··· Provided records

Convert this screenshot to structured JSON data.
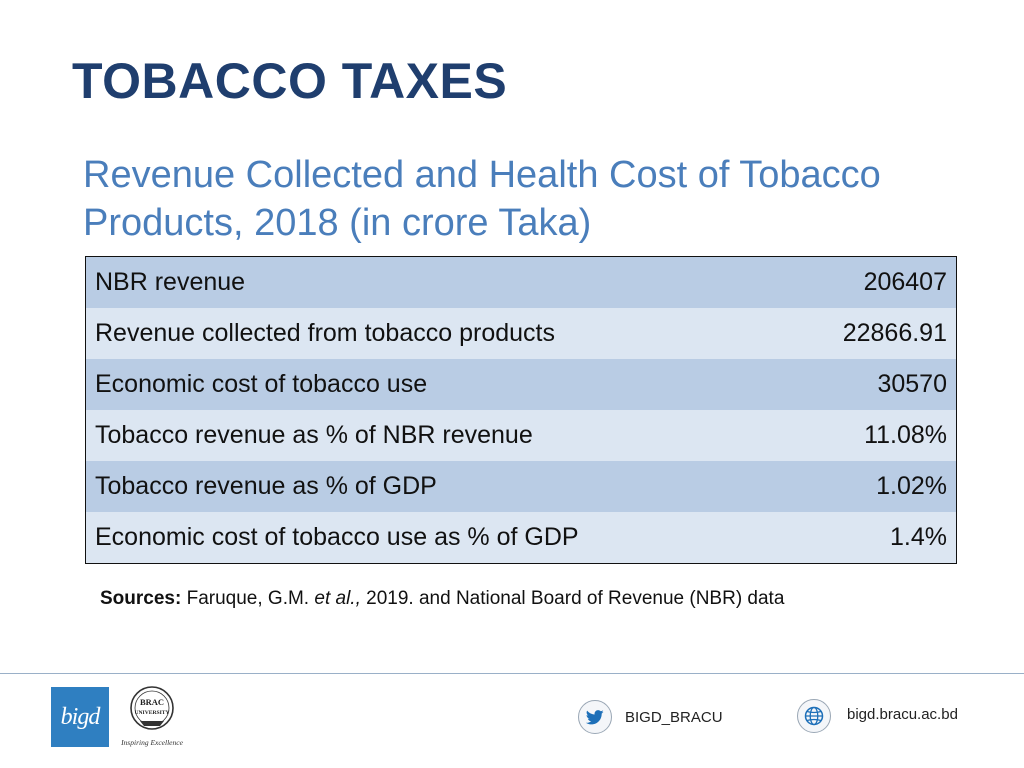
{
  "slide": {
    "title": "TOBACCO TAXES",
    "subtitle": "Revenue Collected and Health Cost of Tobacco Products, 2018 (in crore Taka)"
  },
  "table": {
    "rows": [
      {
        "label": "NBR revenue",
        "value": "206407"
      },
      {
        "label": "Revenue collected from tobacco products",
        "value": "22866.91"
      },
      {
        "label": "Economic cost of tobacco use",
        "value": "30570"
      },
      {
        "label": "Tobacco revenue as % of NBR revenue",
        "value": "11.08%"
      },
      {
        "label": "Tobacco revenue as % of GDP",
        "value": "1.02%"
      },
      {
        "label": "Economic cost of tobacco use as % of GDP",
        "value": "1.4%"
      }
    ]
  },
  "sources": {
    "label": "Sources:",
    "author": "Faruque, G.M.",
    "etal": "et al.,",
    "rest": "2019. and National Board of Revenue (NBR) data"
  },
  "footer": {
    "bigd_logo_text": "bigd",
    "brac_logo_line1": "BRAC",
    "brac_logo_line2": "UNIVERSITY",
    "brac_tagline": "Inspiring Excellence",
    "twitter_handle": "BIGD_BRACU",
    "website": "bigd.bracu.ac.bd",
    "icons": {
      "twitter": "twitter-icon",
      "web": "globe-icon"
    }
  },
  "colors": {
    "title": "#1f3e6e",
    "subtitle": "#4a7ebb",
    "row_dark": "#b9cce4",
    "row_light": "#dce6f2",
    "logo_blue": "#2f7fc1",
    "twitter_blue": "#1d6fb8"
  }
}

······

Task objective —
Omit the pictures and output all of the other material exactly.

Worked solution —
Convert this screenshot to structured JSON data.
{
  "slide": {
    "title": "TOBACCO TAXES",
    "subtitle": "Revenue Collected and Health Cost of Tobacco Products, 2018 (in crore Taka)"
  },
  "table": {
    "rows": [
      {
        "label": "NBR revenue",
        "value": "206407"
      },
      {
        "label": "Revenue collected from tobacco products",
        "value": "22866.91"
      },
      {
        "label": "Economic cost of tobacco use",
        "value": "30570"
      },
      {
        "label": "Tobacco revenue as % of NBR revenue",
        "value": "11.08%"
      },
      {
        "label": "Tobacco revenue as % of GDP",
        "value": "1.02%"
      },
      {
        "label": "Economic cost of tobacco use as % of GDP",
        "value": "1.4%"
      }
    ]
  },
  "sources": {
    "label": "Sources:",
    "author": "Faruque, G.M.",
    "etal": "et al.,",
    "rest": "2019. and National Board of Revenue (NBR) data"
  },
  "footer": {
    "bigd_logo_text": "bigd",
    "brac_logo_line1": "BRAC",
    "brac_logo_line2": "UNIVERSITY",
    "brac_tagline": "Inspiring Excellence",
    "twitter_handle": "BIGD_BRACU",
    "website": "bigd.bracu.ac.bd",
    "icons": {
      "twitter": "twitter-icon",
      "web": "globe-icon"
    }
  },
  "colors": {
    "title": "#1f3e6e",
    "subtitle": "#4a7ebb",
    "row_dark": "#b9cce4",
    "row_light": "#dce6f2",
    "logo_blue": "#2f7fc1",
    "twitter_blue": "#1d6fb8"
  }
}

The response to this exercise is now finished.